(Data records)
○ ○ ○ ○ ○ ○ ○

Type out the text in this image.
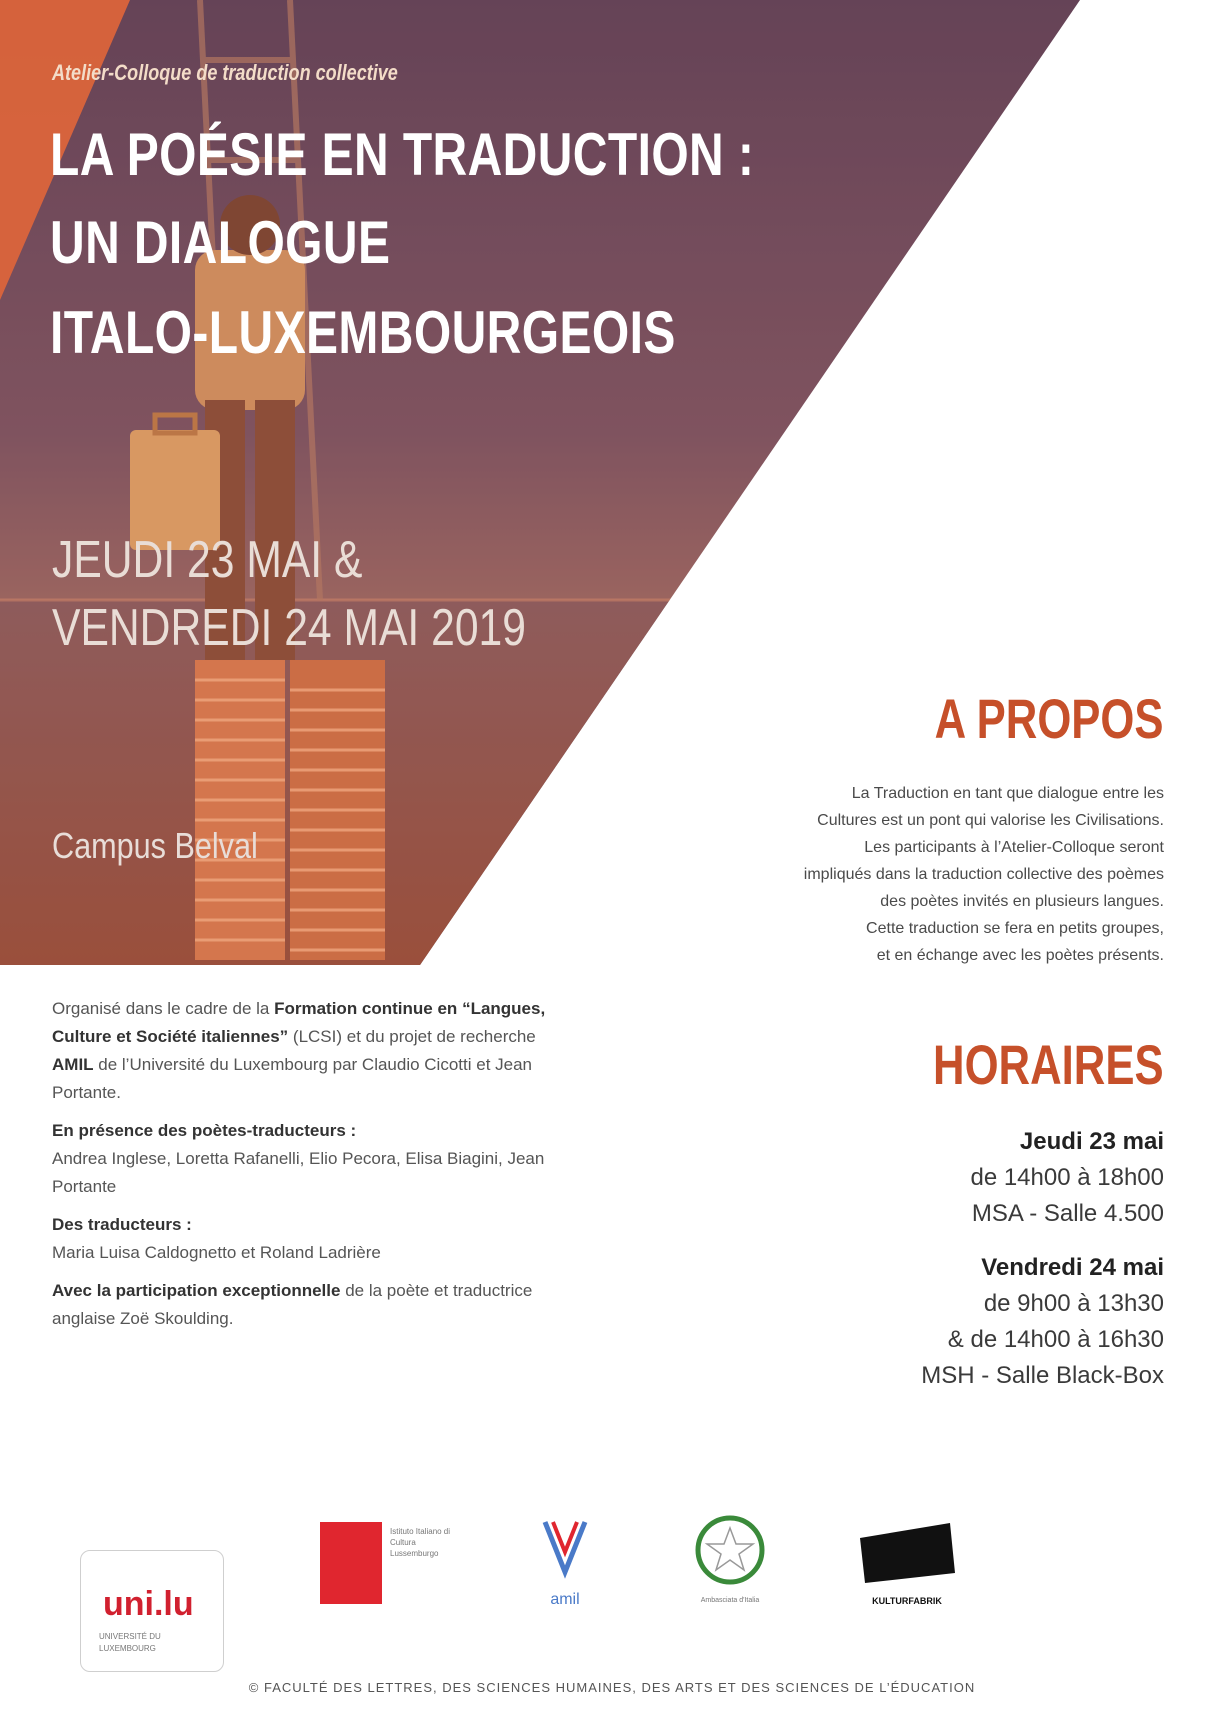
Atelier-Colloque de traduction collective

LA POÉSIE EN TRADUCTION :
UN DIALOGUE
ITALO-LUXEMBOURGEOIS

JEUDI 23 MAI &

VENDREDI 24 MAI 2019

Campus Belval

A PROPOS

La Traduction en tant que dialogue entre les

Cultures est un pont qui valorise les Civilisations.

Les participants à l’Atelier-Colloque seront

impliqués dans la traduction collective des poèmes

des poètes invités en plusieurs langues.

Cette traduction se fera en petits groupes,

et en échange avec les poètes présents.

HORAIRES

Jeudi 23 mai

de 14h00 à 18h00

MSA - Salle 4.500

Vendredi 24 mai

de 9h00 à 13h30

& de 14h00 à 16h30

MSH - Salle Black-Box

Organisé dans le cadre de la Formation continue en “Langues, Culture et Société italiennes” (LCSI) et du projet de recherche AMIL de l’Université du Luxembourg par Claudio Cicotti et Jean Portante.

En présence des poètes-traducteurs :
Andrea Inglese, Loretta Rafanelli, Elio Pecora, Elisa Biagini, Jean Portante

Des traducteurs :
Maria Luisa Caldognetto et Roland Ladrière

Avec la participation exceptionnelle de la poète et traductrice anglaise Zoë Skoulding.

uni.lu
UNIVERSITÉ DU LUXEMBOURG
Istituto Italiano di Cultura Lussemburgo
amil	Ambasciata d'Italia	KULTURFABRIK

© FACULTÉ DES LETTRES, DES SCIENCES HUMAINES, DES ARTS ET DES SCIENCES DE L’ÉDUCATION
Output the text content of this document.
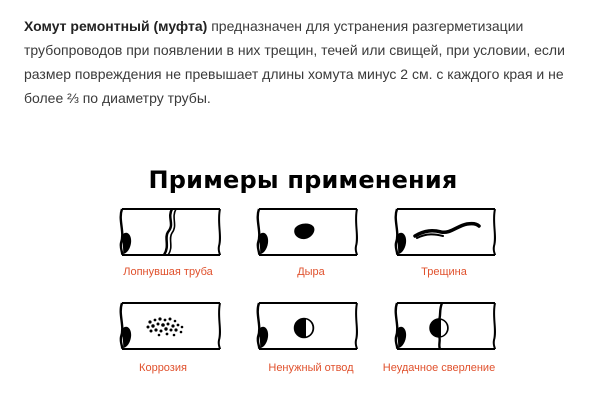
Хомут ремонтный (муфта) предназначен для устранения разгерметизации трубопроводов при появлении в них трещин, течей или свищей, при условии, если размер повреждения не превышает длины хомута минус 2 см. с каждого края и не более ⅔ по диаметру трубы.
Примеры применения
Лопнувшая труба	Дыра	Трещина
Коррозия	Ненужный отвод	Неудачное сверление
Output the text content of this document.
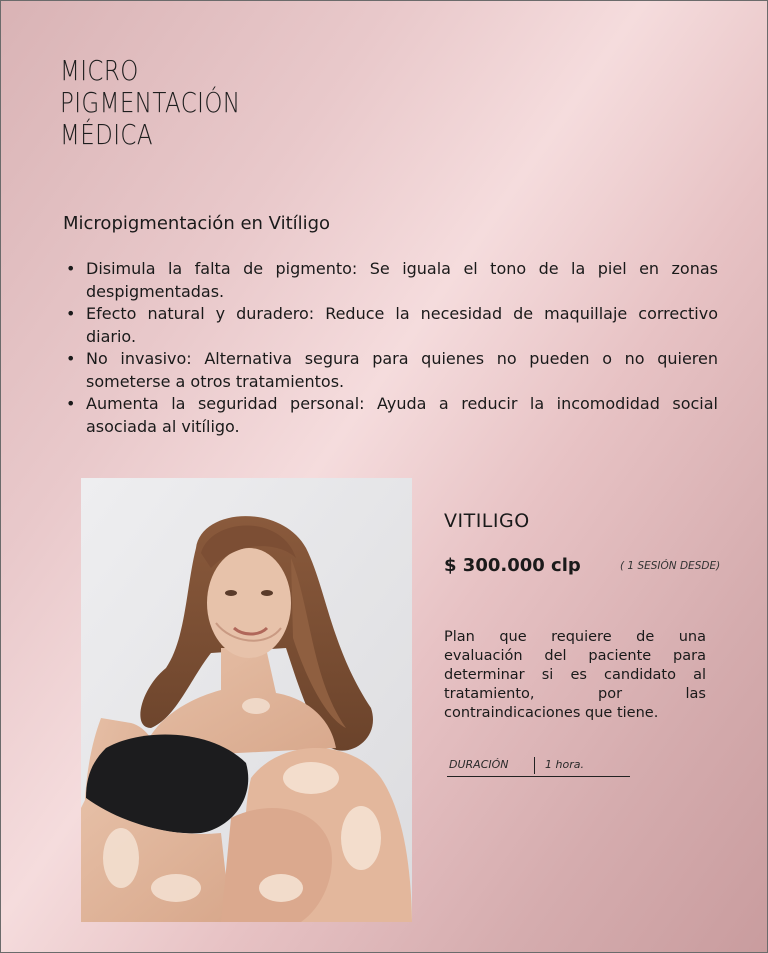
MICRO
PIGMENTACIÓN
MÉDICA
Micropigmentación en Vitíligo
• Disimula la falta de pigmento: Se iguala el tono de la piel en zonas despigmentadas.
• Efecto natural y duradero: Reduce la necesidad de maquillaje correctivo diario.
• No invasivo: Alternativa segura para quienes no pueden o no quieren someterse a otros tratamientos.
• Aumenta la seguridad personal: Ayuda a reducir la incomodidad social asociada al vitíligo.
VITILIGO
$ 300.000 clp	( 1 SESIÓN DESDE)
Plan que requiere de una evaluación del paciente para determinar si es candidato al tratamiento, por las contraindicaciones que tiene.
DURACIÓN	1 hora.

○ ○ ○ ○ ○ ○ ○

• SET PROBLEM: Quote the material exactly. Pictures stay out.

• RESULT FOR THIS TASK:
Type out the text in this image.
Atelier-Colloque de traduction collective

LA POÉSIE EN TRADUCTION :
UN DIALOGUE
ITALO-LUXEMBOURGEOIS

JEUDI 23 MAI &

VENDREDI 24 MAI 2019

Campus Belval

A PROPOS

La Traduction en tant que dialogue entre les

Cultures est un pont qui valorise les Civilisations.

Les participants à l’Atelier-Colloque seront

impliqués dans la traduction collective des poèmes

des poètes invités en plusieurs langues.

Cette traduction se fera en petits groupes,

et en échange avec les poètes présents.

HORAIRES

Jeudi 23 mai

de 14h00 à 18h00

MSA - Salle 4.500

Vendredi 24 mai

de 9h00 à 13h30

& de 14h00 à 16h30

MSH - Salle Black-Box

Organisé dans le cadre de la Formation continue en “Langues, Culture et Société italiennes” (LCSI) et du projet de recherche AMIL de l’Université du Luxembourg par Claudio Cicotti et Jean Portante.

En présence des poètes-traducteurs :
Andrea Inglese, Loretta Rafanelli, Elio Pecora, Elisa Biagini, Jean Portante

Des traducteurs :
Maria Luisa Caldognetto et Roland Ladrière

Avec la participation exceptionnelle de la poète et traductrice anglaise Zoë Skoulding.

uni.lu
UNIVERSITÉ DU LUXEMBOURG
Istituto Italiano di Cultura Lussemburgo
amil	Ambasciata d'Italia	KULTURFABRIK

© FACULTÉ DES LETTRES, DES SCIENCES HUMAINES, DES ARTS ET DES SCIENCES DE L’ÉDUCATION
Output the text content of this document.
Хомут ремонтный (муфта) предназначен для устранения разгерметизации трубопроводов при появлении в них трещин, течей или свищей, при условии, если размер повреждения не превышает длины хомута минус 2 см. с каждого края и не более ⅔ по диаметру трубы.
Примеры применения
Лопнувшая труба	Дыра	Трещина
Коррозия	Ненужный отвод	Неудачное сверление
Output the text content of this document.
MICRO
PIGMENTACIÓN
MÉDICA
Micropigmentación en Vitíligo
• Disimula la falta de pigmento: Se iguala el tono de la piel en zonas despigmentadas.
• Efecto natural y duradero: Reduce la necesidad de maquillaje correctivo diario.
• No invasivo: Alternativa segura para quienes no pueden o no quieren someterse a otros tratamientos.
• Aumenta la seguridad personal: Ayuda a reducir la incomodidad social asociada al vitíligo.
VITILIGO
$ 300.000 clp	( 1 SESIÓN DESDE)
Plan que requiere de una evaluación del paciente para determinar si es candidato al tratamiento, por las contraindicaciones que tiene.
DURACIÓN	1 hora.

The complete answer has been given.